◆ **What you have to do**
Output only the count of lines that contain "программы".

◆ **Material for this exercise**
* Begin *

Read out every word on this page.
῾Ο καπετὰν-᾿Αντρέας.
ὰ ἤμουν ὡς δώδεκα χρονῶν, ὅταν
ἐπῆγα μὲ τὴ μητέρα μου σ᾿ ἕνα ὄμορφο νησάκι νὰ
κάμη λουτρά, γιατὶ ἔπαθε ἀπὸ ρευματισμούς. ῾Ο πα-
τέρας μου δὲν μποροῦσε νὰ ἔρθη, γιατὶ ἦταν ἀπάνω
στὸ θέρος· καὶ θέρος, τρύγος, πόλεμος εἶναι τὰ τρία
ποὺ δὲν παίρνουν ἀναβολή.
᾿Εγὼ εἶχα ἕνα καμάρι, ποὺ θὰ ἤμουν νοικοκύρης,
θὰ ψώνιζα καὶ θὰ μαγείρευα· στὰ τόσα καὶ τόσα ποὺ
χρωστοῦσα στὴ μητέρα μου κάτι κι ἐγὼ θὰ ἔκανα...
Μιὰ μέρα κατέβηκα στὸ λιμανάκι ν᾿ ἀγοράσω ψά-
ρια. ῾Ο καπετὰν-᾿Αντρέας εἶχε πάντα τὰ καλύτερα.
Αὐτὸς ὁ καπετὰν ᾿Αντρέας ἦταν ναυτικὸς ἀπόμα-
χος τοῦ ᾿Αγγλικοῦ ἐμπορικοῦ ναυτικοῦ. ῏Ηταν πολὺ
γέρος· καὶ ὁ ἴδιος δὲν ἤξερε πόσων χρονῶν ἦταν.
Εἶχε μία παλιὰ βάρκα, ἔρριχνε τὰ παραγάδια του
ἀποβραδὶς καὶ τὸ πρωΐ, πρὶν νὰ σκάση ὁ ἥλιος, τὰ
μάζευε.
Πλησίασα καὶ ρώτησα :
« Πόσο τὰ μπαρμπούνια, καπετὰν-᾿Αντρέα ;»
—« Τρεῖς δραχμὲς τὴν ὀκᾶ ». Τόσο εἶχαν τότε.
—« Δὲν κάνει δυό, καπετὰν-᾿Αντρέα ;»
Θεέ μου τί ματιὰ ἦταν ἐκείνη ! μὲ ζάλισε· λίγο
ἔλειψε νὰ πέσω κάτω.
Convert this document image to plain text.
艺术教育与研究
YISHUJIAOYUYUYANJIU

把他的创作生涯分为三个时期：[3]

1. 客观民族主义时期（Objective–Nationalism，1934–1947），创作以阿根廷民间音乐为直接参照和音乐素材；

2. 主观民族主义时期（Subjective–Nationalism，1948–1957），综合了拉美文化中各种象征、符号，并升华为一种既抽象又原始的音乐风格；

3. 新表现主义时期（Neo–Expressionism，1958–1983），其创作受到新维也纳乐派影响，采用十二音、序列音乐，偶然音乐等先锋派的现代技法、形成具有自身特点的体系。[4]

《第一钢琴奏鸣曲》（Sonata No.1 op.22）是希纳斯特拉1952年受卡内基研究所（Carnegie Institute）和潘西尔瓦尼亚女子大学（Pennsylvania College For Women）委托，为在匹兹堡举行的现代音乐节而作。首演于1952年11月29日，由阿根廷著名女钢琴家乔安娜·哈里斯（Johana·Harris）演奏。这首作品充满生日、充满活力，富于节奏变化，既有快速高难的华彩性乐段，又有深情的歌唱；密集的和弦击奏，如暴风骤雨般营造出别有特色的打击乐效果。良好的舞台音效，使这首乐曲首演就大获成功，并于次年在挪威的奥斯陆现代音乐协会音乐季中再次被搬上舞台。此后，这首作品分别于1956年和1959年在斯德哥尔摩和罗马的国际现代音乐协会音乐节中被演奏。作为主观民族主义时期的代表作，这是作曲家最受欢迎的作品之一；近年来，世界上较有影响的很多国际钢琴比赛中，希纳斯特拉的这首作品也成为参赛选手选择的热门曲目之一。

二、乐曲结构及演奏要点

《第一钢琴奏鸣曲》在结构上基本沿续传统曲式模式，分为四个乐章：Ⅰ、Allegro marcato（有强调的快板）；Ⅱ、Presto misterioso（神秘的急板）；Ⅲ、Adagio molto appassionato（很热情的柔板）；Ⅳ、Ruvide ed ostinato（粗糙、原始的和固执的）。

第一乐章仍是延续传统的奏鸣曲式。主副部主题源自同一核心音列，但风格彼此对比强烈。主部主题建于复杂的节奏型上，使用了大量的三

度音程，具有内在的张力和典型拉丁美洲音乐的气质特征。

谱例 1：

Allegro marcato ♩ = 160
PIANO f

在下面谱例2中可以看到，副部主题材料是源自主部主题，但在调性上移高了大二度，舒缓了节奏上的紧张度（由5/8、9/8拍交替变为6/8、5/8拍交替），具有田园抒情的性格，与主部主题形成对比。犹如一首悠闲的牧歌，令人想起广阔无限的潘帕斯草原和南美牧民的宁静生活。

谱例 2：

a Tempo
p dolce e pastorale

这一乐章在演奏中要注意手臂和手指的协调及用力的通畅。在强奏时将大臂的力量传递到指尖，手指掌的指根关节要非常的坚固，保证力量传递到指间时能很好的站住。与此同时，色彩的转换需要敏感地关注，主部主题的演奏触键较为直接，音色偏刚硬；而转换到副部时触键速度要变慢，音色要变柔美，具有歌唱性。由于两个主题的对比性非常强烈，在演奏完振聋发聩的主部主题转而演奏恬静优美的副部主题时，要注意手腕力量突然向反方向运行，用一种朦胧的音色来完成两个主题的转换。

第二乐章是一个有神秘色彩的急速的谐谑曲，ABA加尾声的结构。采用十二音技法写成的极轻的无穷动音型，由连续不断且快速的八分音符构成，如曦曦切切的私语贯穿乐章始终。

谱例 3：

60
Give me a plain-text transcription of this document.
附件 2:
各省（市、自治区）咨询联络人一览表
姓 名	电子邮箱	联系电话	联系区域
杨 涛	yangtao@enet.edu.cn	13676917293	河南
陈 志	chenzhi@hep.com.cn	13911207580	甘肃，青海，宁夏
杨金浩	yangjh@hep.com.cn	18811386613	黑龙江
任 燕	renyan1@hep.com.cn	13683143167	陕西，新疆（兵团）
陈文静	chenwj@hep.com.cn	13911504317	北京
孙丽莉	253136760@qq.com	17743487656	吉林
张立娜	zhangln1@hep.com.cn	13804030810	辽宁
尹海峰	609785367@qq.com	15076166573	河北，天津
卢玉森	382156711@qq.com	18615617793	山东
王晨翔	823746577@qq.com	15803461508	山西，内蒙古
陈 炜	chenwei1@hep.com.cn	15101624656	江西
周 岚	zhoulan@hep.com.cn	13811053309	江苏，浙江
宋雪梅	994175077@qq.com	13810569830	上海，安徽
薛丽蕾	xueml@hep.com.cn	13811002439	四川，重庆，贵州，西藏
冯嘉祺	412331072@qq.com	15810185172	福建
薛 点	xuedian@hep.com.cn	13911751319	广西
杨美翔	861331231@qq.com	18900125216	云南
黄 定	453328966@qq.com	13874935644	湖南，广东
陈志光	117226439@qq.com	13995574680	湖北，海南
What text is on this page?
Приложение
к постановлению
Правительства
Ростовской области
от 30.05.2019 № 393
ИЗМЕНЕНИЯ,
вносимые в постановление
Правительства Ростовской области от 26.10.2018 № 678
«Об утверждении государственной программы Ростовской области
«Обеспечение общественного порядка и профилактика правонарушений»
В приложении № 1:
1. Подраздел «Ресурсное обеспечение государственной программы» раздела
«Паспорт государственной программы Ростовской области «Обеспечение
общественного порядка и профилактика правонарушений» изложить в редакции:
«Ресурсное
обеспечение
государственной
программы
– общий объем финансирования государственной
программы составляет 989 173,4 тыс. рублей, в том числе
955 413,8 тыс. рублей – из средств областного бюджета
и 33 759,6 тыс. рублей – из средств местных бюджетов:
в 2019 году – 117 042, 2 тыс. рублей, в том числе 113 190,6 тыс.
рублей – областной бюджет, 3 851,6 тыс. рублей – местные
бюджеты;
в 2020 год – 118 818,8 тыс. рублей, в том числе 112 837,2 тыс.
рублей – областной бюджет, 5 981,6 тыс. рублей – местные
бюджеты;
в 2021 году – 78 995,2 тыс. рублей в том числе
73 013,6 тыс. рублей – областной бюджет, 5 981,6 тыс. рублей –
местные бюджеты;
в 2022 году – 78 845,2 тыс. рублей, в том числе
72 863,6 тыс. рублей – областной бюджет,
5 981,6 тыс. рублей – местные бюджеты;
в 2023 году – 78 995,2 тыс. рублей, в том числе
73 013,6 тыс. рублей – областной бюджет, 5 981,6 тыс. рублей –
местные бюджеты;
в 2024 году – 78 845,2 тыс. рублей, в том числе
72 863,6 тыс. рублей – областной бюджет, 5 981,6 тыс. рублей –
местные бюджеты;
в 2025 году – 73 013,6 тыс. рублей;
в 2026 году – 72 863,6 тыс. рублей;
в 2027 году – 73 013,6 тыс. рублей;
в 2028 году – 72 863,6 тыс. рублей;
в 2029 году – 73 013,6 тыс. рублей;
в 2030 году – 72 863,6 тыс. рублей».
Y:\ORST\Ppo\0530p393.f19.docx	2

* End *

◆ **Exercise answer**
5